▶ What is required: Pick out the lines below that include the string "title".
======== Data excerpts ========
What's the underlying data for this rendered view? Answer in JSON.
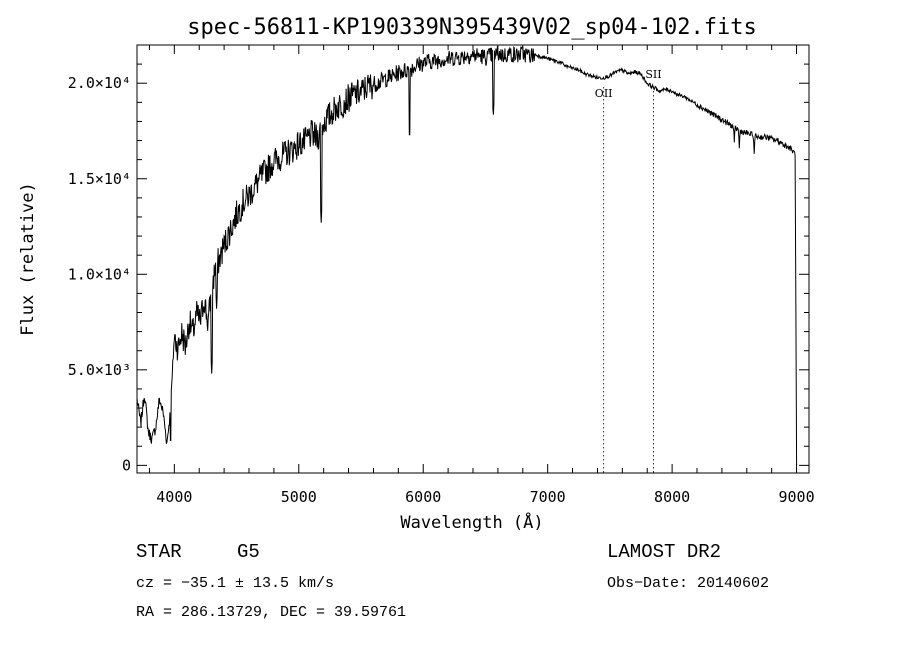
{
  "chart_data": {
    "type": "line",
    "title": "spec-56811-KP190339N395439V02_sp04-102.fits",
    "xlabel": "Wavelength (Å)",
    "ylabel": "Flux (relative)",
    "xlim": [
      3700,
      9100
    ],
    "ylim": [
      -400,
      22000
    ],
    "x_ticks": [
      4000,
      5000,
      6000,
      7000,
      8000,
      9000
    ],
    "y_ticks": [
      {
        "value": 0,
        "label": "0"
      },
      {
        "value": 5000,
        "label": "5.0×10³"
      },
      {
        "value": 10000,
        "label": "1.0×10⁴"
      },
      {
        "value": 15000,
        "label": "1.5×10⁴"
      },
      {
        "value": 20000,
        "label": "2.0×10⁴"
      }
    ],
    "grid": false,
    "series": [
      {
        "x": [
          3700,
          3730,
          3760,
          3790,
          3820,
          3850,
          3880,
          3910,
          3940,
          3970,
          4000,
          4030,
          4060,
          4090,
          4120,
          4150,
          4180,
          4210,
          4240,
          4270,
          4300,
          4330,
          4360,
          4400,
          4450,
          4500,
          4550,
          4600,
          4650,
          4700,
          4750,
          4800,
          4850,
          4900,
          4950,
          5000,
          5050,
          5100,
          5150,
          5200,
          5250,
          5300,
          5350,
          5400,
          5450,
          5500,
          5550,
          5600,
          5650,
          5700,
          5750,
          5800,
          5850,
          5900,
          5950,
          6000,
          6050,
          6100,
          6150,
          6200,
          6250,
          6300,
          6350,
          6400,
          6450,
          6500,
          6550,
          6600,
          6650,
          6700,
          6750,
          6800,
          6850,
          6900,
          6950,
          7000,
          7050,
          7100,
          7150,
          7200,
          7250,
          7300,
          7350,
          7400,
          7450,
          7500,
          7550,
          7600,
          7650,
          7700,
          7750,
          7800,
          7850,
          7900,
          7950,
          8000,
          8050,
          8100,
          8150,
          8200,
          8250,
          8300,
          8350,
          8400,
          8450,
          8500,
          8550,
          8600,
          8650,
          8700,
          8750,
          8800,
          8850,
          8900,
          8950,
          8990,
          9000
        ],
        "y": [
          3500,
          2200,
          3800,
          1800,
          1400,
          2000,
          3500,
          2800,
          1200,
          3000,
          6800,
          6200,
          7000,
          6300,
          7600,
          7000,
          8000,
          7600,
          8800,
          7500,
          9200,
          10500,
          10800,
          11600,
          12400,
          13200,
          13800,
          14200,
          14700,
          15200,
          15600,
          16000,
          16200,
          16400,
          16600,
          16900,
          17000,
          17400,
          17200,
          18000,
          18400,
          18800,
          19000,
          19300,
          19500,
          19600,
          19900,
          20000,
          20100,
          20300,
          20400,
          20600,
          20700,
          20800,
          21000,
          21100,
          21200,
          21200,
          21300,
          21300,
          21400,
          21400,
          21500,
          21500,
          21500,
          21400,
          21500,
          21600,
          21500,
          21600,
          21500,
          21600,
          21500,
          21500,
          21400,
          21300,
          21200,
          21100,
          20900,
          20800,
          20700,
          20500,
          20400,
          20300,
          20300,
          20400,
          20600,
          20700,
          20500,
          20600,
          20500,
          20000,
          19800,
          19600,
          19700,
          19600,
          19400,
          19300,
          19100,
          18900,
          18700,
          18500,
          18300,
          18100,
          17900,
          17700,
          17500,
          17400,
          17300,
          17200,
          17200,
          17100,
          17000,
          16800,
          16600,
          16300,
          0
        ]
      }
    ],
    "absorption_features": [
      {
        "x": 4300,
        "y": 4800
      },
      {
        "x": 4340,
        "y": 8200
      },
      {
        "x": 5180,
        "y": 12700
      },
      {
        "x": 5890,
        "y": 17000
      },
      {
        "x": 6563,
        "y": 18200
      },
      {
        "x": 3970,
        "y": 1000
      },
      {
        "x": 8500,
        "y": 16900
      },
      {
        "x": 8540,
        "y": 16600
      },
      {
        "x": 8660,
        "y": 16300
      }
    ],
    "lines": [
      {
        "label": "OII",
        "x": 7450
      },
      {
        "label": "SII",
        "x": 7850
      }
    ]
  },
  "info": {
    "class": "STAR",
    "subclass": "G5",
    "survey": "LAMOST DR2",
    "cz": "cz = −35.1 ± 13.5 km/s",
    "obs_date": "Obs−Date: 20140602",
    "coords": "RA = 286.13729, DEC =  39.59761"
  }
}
========
======== Data excerpts ========
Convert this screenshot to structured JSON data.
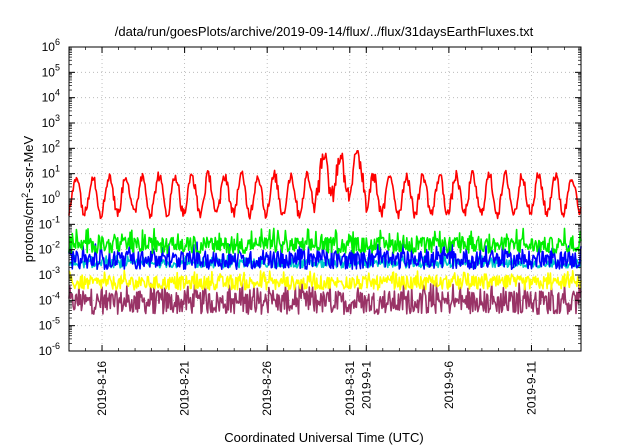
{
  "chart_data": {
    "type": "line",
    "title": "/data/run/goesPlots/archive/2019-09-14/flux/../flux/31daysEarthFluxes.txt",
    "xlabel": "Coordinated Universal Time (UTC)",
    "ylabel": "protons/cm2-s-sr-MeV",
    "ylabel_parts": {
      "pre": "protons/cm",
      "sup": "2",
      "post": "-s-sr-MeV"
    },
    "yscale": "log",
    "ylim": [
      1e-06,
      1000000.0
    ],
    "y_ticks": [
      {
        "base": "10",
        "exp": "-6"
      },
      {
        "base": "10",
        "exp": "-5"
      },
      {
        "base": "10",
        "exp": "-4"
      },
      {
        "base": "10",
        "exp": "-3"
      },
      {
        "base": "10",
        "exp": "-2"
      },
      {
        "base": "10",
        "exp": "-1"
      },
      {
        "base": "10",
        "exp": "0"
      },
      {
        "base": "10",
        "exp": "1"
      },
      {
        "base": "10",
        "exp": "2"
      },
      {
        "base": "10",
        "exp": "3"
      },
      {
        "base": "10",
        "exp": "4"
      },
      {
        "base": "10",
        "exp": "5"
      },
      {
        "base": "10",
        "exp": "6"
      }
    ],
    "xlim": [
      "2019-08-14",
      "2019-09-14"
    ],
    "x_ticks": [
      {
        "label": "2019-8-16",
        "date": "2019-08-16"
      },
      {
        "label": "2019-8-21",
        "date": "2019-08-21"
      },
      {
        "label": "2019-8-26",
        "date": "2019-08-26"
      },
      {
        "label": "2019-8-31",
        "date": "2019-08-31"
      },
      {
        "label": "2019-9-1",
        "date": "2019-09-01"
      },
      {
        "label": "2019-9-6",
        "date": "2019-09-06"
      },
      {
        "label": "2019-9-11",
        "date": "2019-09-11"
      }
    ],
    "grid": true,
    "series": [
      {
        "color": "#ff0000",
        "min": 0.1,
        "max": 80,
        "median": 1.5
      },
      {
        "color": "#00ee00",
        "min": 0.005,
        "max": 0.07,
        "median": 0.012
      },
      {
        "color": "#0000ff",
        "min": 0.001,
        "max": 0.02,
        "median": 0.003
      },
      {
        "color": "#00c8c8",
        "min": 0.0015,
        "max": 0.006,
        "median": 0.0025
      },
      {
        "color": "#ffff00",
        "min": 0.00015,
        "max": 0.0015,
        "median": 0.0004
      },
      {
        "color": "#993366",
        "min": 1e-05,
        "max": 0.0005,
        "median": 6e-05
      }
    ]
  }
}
========
▶ Task result:
    "title": "spec-56811-KP190339N395439V02_sp04-102.fits",
    "title": "/data/run/goesPlots/archive/2019-09-14/flux/../flux/31daysEarthFluxes.txt",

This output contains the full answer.